-------- Exercise input
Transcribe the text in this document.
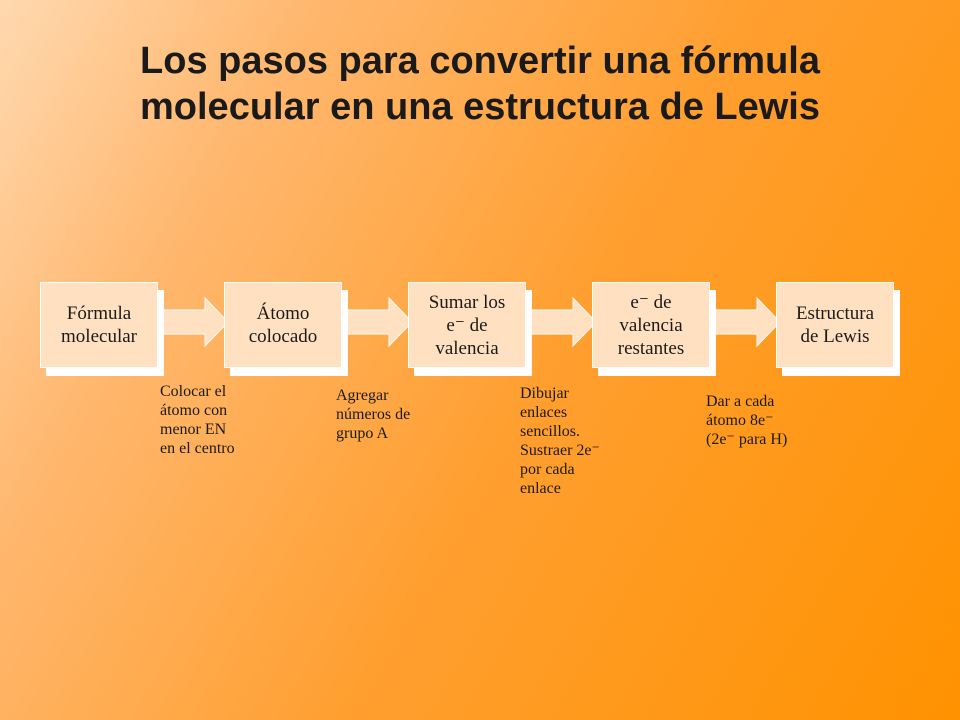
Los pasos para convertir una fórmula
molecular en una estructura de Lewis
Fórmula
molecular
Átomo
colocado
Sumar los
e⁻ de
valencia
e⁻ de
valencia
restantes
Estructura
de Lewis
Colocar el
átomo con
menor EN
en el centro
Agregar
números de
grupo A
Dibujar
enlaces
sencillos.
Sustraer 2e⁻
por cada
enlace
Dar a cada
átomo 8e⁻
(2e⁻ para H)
----------------
-------- Exercise input
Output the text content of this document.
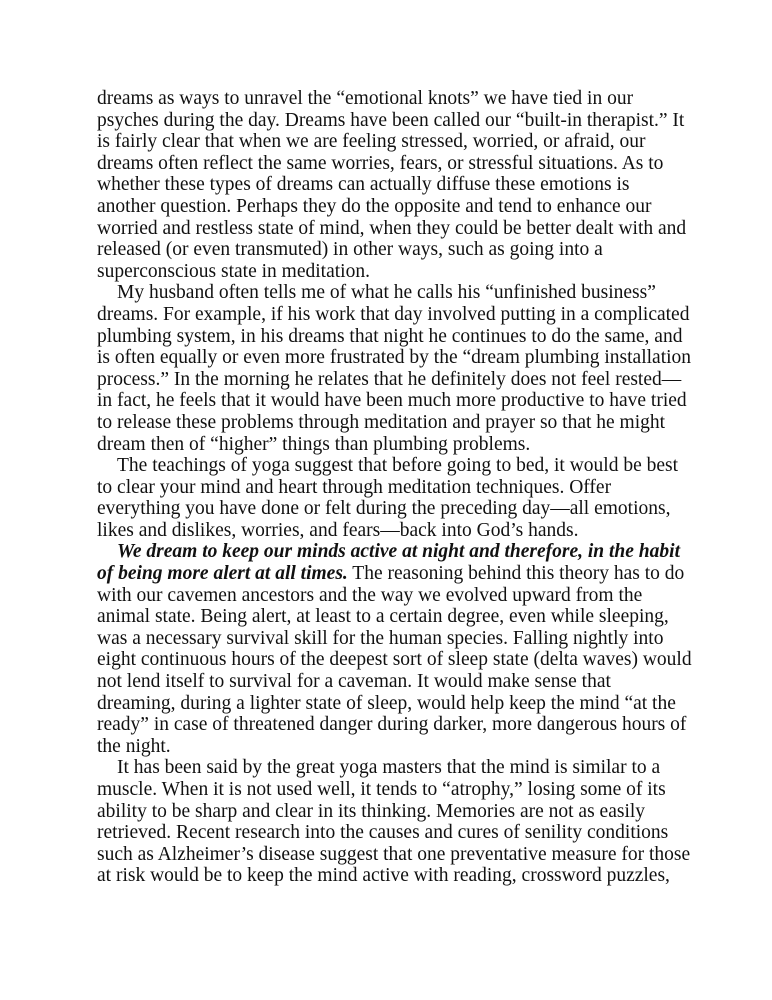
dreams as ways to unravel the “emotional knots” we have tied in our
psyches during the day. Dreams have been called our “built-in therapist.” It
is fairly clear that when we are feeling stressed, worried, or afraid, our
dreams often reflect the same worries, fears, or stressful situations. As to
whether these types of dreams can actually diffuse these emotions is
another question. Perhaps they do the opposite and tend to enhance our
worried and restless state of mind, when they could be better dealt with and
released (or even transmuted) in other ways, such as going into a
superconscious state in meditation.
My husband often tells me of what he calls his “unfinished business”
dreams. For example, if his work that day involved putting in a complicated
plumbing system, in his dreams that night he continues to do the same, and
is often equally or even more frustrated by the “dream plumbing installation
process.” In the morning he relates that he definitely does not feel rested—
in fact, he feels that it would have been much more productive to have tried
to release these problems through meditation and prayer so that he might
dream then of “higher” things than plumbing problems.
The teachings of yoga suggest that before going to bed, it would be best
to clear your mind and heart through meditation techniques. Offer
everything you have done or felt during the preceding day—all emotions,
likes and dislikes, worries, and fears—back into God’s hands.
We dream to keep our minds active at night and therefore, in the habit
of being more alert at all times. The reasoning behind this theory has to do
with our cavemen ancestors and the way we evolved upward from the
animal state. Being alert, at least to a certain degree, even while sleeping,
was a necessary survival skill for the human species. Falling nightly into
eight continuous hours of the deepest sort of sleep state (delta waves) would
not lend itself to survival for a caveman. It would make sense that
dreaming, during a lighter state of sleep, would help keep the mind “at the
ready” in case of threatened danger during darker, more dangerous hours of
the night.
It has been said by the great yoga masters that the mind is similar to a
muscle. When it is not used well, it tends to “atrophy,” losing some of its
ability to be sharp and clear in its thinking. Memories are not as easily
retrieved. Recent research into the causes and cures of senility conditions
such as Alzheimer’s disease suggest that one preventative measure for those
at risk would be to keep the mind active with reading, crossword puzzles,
----------------
State the number of lines in the data that include the string "para", and add nothing else.

Exercise result >> 2